(Saved entries)
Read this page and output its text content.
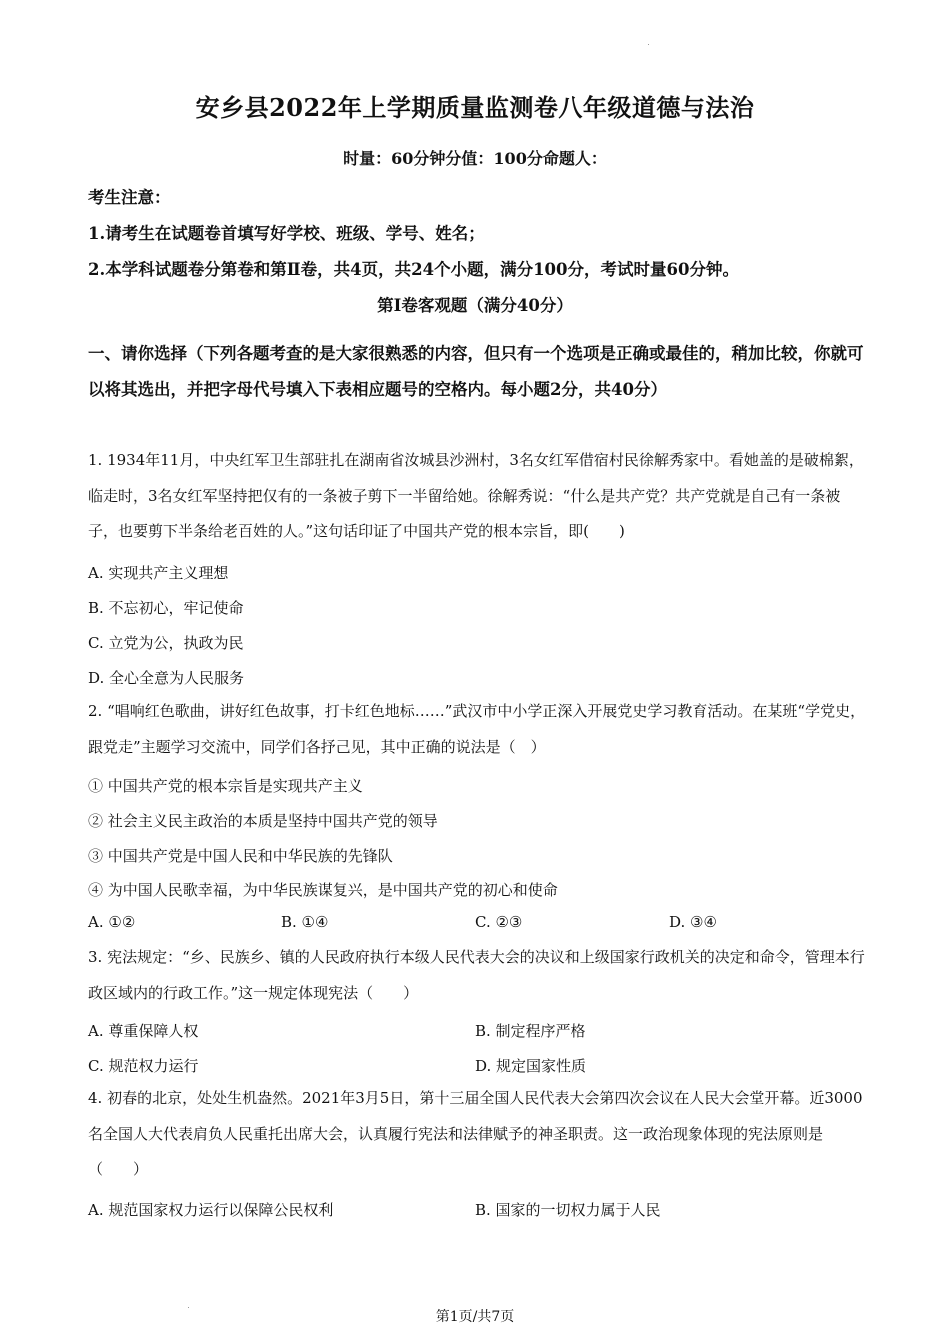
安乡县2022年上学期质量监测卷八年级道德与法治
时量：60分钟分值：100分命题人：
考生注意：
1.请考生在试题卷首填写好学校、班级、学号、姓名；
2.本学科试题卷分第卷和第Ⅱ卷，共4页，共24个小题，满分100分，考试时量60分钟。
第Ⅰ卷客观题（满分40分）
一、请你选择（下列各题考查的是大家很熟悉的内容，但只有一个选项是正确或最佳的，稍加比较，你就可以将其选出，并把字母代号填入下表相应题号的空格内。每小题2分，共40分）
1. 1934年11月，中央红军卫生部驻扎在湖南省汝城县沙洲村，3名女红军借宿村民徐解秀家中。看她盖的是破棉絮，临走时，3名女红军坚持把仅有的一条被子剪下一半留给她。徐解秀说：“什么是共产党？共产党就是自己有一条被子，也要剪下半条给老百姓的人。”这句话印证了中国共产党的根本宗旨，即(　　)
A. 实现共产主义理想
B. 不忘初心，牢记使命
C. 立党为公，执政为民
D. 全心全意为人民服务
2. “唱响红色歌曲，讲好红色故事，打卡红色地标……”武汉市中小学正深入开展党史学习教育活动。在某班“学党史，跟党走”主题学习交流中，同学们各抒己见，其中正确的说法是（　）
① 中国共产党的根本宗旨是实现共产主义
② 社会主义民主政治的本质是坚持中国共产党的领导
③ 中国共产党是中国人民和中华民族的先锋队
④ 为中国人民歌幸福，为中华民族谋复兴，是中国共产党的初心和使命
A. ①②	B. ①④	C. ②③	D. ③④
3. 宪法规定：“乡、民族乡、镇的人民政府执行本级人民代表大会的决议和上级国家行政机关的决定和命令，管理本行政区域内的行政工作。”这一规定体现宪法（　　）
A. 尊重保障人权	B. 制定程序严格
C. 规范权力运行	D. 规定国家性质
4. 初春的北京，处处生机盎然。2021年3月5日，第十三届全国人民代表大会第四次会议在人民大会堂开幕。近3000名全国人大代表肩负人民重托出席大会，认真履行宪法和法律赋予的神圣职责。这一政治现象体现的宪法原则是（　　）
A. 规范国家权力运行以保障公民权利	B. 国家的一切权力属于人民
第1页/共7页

--

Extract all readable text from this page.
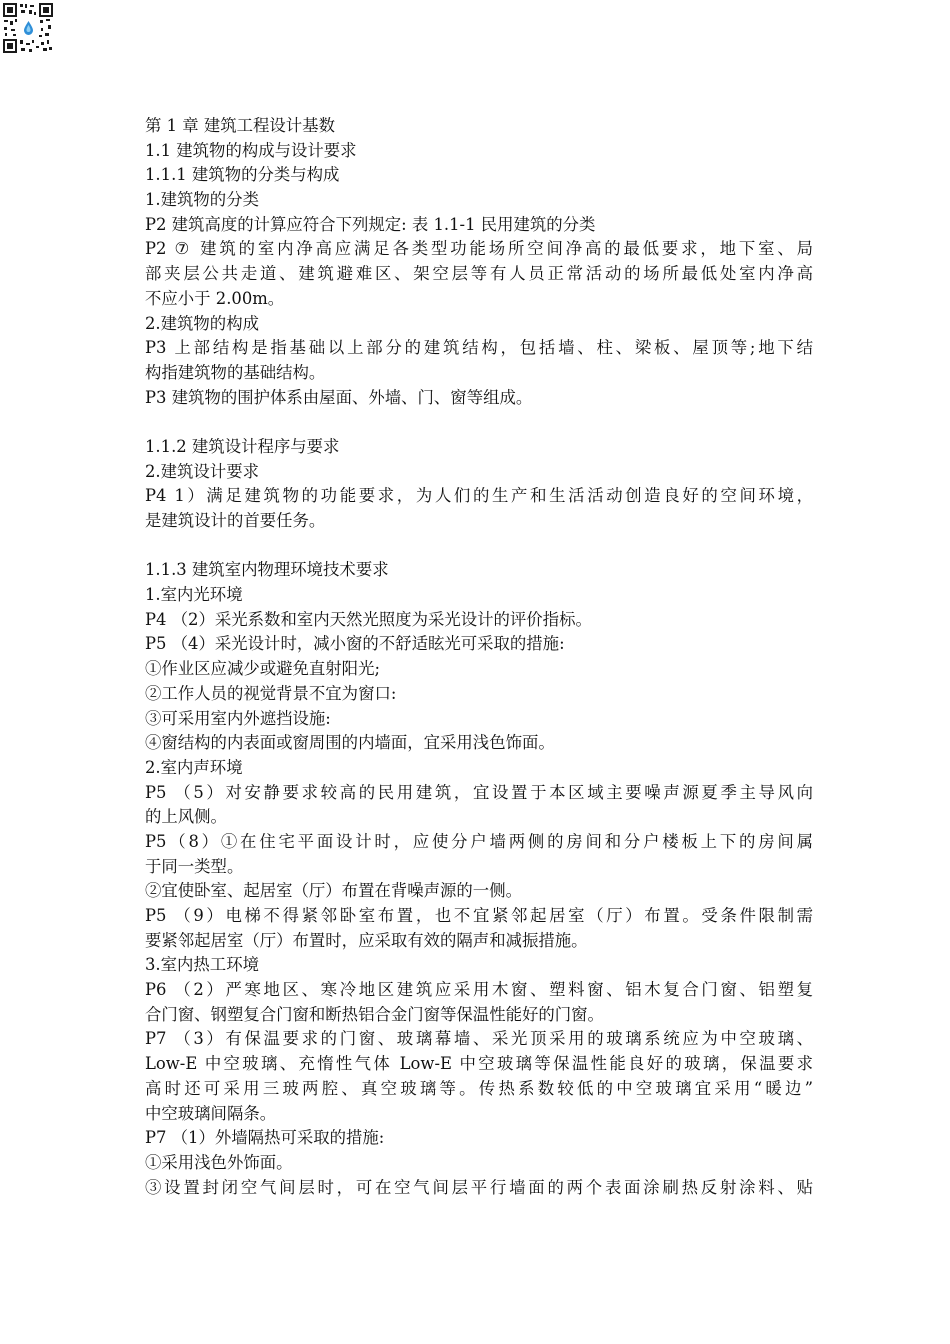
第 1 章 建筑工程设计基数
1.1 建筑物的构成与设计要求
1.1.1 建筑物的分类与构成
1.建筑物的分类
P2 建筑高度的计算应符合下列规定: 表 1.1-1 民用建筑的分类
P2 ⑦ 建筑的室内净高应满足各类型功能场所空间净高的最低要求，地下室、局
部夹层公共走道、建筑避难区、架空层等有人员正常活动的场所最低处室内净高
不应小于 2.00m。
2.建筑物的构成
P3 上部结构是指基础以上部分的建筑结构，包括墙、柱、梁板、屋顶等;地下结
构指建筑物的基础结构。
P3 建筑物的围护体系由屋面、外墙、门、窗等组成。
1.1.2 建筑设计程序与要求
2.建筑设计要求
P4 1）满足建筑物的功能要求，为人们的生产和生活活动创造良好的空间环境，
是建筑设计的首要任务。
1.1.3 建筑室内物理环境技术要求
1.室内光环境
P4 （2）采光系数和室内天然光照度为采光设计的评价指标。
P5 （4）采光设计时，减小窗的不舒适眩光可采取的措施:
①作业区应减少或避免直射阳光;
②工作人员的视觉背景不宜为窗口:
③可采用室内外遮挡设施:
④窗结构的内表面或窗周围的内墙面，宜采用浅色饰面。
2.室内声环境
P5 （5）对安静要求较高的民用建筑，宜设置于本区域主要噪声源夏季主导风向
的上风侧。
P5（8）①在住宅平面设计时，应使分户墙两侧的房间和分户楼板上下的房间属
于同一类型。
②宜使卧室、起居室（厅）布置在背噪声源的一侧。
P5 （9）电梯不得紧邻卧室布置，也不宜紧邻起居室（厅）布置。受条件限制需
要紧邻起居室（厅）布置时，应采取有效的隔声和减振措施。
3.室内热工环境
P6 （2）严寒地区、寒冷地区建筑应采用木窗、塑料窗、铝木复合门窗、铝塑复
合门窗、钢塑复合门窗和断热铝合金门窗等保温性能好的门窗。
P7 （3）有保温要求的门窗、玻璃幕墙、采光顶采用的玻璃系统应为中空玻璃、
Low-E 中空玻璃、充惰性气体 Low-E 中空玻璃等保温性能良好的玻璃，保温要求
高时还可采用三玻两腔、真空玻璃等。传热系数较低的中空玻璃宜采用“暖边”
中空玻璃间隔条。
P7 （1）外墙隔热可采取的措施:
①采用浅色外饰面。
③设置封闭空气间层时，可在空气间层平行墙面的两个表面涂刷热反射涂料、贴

* * *

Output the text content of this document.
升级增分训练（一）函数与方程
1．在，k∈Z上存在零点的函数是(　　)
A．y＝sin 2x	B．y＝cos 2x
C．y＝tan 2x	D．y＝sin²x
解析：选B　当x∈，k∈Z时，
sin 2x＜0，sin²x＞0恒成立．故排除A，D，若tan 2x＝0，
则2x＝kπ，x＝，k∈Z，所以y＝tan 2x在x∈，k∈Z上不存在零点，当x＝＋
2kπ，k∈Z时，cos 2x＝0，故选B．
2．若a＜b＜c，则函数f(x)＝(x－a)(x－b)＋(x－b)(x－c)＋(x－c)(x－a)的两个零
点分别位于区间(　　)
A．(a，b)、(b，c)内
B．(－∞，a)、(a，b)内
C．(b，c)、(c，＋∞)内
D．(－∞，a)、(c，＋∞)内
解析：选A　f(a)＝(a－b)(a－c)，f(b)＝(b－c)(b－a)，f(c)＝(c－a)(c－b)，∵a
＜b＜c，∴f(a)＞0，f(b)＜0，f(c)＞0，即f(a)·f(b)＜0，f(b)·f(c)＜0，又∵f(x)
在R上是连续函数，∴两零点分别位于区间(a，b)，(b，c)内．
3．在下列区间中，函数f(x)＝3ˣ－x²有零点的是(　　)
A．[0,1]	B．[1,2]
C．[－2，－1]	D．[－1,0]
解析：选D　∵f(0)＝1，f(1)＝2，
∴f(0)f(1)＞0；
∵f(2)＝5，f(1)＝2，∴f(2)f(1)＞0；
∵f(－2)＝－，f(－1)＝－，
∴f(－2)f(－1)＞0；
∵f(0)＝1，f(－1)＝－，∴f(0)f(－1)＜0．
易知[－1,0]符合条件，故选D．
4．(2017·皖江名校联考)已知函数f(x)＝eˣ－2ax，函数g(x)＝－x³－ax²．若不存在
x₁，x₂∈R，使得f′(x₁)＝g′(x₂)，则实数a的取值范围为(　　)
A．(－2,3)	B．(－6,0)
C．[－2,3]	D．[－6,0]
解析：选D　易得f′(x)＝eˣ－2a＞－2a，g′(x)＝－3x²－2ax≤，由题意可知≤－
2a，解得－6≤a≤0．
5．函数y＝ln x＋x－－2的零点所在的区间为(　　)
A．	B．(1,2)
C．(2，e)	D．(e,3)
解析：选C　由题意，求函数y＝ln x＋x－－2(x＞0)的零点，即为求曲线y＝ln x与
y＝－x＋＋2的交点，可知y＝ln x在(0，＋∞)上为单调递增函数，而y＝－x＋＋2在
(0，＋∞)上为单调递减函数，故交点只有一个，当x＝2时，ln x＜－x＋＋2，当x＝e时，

**Problem to solve:** Wherever the string "text" appears in the entries above, list that line.

**Complete output:**
Read this page and output its text content.
Extract all readable text from this page.
Output the text content of this document.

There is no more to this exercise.